DIRECTIONS:
Please render the rows as a numbered list, from the first one through the line containing "all-functions-grid-icon[interactable]: ⋮⋮⋮ xyxy=(8,108,86,140)", including that line, and leave out any blank lines.

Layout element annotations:
──────────────────────────────

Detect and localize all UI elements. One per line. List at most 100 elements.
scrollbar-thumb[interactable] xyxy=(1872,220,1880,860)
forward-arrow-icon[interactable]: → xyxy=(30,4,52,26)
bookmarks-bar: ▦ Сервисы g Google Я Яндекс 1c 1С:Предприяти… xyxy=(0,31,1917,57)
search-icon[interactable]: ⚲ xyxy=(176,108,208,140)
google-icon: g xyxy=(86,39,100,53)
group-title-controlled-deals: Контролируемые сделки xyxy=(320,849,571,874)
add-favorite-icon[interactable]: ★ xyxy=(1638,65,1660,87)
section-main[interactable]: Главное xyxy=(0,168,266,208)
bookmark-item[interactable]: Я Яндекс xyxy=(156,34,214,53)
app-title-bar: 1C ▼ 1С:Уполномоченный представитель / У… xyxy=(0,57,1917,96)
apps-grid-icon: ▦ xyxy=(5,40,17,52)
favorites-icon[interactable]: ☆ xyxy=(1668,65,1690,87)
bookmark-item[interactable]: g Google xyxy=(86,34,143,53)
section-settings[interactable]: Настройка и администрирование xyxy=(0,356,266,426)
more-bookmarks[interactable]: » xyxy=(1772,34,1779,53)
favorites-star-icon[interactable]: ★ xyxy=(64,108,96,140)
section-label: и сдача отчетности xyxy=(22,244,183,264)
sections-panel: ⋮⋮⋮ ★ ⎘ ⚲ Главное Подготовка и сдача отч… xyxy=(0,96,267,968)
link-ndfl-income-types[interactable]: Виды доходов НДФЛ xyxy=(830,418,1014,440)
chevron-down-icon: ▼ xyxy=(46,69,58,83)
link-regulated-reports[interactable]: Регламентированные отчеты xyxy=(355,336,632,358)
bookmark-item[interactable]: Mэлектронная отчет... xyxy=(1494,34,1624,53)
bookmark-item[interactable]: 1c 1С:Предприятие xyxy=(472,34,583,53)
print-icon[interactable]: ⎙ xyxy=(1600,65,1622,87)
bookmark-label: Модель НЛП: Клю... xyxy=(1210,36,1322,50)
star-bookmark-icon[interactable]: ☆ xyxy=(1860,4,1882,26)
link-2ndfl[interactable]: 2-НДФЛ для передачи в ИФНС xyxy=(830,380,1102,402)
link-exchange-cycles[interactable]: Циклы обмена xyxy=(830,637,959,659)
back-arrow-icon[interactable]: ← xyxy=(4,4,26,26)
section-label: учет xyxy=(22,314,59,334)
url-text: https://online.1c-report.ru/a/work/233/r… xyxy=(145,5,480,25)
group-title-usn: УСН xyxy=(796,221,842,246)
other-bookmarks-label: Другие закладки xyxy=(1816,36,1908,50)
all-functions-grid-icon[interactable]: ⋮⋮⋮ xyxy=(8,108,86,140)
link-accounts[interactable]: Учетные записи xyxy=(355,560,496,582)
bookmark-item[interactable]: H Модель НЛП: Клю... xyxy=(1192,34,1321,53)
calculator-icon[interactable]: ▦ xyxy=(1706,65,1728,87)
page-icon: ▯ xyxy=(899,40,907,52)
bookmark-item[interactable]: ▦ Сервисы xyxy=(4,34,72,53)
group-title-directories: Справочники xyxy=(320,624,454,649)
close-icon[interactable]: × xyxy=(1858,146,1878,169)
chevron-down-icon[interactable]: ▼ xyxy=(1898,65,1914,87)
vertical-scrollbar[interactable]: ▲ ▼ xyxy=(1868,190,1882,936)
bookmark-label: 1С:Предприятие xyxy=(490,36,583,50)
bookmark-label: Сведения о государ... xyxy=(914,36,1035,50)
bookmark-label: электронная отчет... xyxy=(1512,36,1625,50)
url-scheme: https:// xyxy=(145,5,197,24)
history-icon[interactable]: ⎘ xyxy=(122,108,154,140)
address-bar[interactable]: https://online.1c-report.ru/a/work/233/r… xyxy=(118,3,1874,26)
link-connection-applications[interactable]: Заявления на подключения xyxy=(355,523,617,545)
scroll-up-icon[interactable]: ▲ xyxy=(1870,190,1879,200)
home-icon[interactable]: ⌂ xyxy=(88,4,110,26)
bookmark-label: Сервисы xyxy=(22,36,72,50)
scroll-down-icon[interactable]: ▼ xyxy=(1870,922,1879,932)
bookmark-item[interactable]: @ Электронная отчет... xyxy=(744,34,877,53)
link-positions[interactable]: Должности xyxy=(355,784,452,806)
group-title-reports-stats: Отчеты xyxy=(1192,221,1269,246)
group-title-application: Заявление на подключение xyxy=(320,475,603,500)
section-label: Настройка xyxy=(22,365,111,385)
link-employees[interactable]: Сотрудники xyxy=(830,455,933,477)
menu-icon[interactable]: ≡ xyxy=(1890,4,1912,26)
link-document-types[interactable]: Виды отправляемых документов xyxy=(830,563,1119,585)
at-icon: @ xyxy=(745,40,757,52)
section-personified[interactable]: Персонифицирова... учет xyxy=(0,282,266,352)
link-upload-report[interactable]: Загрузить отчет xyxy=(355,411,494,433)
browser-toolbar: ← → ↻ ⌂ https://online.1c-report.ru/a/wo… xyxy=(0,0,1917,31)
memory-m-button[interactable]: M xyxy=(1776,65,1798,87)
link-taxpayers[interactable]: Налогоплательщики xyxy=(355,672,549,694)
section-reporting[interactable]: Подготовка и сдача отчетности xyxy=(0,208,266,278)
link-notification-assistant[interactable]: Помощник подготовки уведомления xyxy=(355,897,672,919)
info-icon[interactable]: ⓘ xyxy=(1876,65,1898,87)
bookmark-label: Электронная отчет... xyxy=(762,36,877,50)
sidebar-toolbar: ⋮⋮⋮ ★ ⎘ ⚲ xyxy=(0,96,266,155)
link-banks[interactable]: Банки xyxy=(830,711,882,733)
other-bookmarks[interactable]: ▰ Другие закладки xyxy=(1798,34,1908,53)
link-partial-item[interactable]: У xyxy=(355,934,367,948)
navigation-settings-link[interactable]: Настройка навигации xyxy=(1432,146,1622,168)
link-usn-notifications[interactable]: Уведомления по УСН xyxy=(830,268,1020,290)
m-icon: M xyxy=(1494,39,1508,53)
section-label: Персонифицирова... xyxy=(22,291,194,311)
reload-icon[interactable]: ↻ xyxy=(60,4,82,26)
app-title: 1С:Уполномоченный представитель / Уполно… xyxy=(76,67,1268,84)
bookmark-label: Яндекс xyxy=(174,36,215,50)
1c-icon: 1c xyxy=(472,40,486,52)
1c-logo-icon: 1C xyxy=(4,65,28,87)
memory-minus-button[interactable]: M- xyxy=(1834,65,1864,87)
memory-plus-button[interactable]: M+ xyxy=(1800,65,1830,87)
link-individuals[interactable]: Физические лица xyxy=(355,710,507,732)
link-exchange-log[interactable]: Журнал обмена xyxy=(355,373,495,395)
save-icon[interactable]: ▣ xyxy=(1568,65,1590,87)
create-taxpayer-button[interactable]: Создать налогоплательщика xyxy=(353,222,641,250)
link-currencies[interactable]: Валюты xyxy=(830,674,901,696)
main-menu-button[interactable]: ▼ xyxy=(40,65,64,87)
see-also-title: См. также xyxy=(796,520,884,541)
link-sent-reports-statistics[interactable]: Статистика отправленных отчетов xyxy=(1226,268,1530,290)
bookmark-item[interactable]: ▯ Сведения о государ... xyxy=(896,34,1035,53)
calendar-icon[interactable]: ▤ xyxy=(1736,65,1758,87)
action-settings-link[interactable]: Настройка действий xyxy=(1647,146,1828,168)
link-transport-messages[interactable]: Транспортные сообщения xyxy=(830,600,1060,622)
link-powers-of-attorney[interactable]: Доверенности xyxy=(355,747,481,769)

──────────────────────────────

RESPONSE:
1. Detect and localize all UI elements. One per line. List at most 100 elements.
2. scrollbar-thumb[interactable] xyxy=(1872,220,1880,860)
3. forward-arrow-icon[interactable]: → xyxy=(30,4,52,26)
4. bookmarks-bar: ▦ Сервисы g Google Я Яндекс 1c 1С:Предприяти… xyxy=(0,31,1917,57)
5. search-icon[interactable]: ⚲ xyxy=(176,108,208,140)
6. google-icon: g xyxy=(86,39,100,53)
7. group-title-controlled-deals: Контролируемые сделки xyxy=(320,849,571,874)
8. add-favorite-icon[interactable]: ★ xyxy=(1638,65,1660,87)
9. section-main[interactable]: Главное xyxy=(0,168,266,208)
10. bookmark-item[interactable]: Я Яндекс xyxy=(156,34,214,53)
11. app-title-bar: 1C ▼ 1С:Уполномоченный представитель / У… xyxy=(0,57,1917,96)
12. apps-grid-icon: ▦ xyxy=(5,40,17,52)
13. favorites-icon[interactable]: ☆ xyxy=(1668,65,1690,87)
14. bookmark-item[interactable]: g Google xyxy=(86,34,143,53)
15. section-settings[interactable]: Настройка и администрирование xyxy=(0,356,266,426)
16. more-bookmarks[interactable]: » xyxy=(1772,34,1779,53)
17. favorites-star-icon[interactable]: ★ xyxy=(64,108,96,140)
18. section-label: и сдача отчетности xyxy=(22,244,183,264)
19. sections-panel: ⋮⋮⋮ ★ ⎘ ⚲ Главное Подготовка и сдача отч… xyxy=(0,96,267,968)
20. link-ndfl-income-types[interactable]: Виды доходов НДФЛ xyxy=(830,418,1014,440)
21. chevron-down-icon: ▼ xyxy=(46,69,58,83)
22. link-regulated-reports[interactable]: Регламентированные отчеты xyxy=(355,336,632,358)
23. bookmark-item[interactable]: Mэлектронная отчет... xyxy=(1494,34,1624,53)
24. bookmark-item[interactable]: 1c 1С:Предприятие xyxy=(472,34,583,53)
25. print-icon[interactable]: ⎙ xyxy=(1600,65,1622,87)
26. bookmark-label: Модель НЛП: Клю... xyxy=(1210,36,1322,50)
27. star-bookmark-icon[interactable]: ☆ xyxy=(1860,4,1882,26)
28. link-2ndfl[interactable]: 2-НДФЛ для передачи в ИФНС xyxy=(830,380,1102,402)
29. link-exchange-cycles[interactable]: Циклы обмена xyxy=(830,637,959,659)
30. back-arrow-icon[interactable]: ← xyxy=(4,4,26,26)
31. section-label: учет xyxy=(22,314,59,334)
32. url-text: https://online.1c-report.ru/a/work/233/r… xyxy=(145,5,480,25)
33. group-title-usn: УСН xyxy=(796,221,842,246)
34. other-bookmarks-label: Другие закладки xyxy=(1816,36,1908,50)
35. all-functions-grid-icon[interactable]: ⋮⋮⋮ xyxy=(8,108,86,140)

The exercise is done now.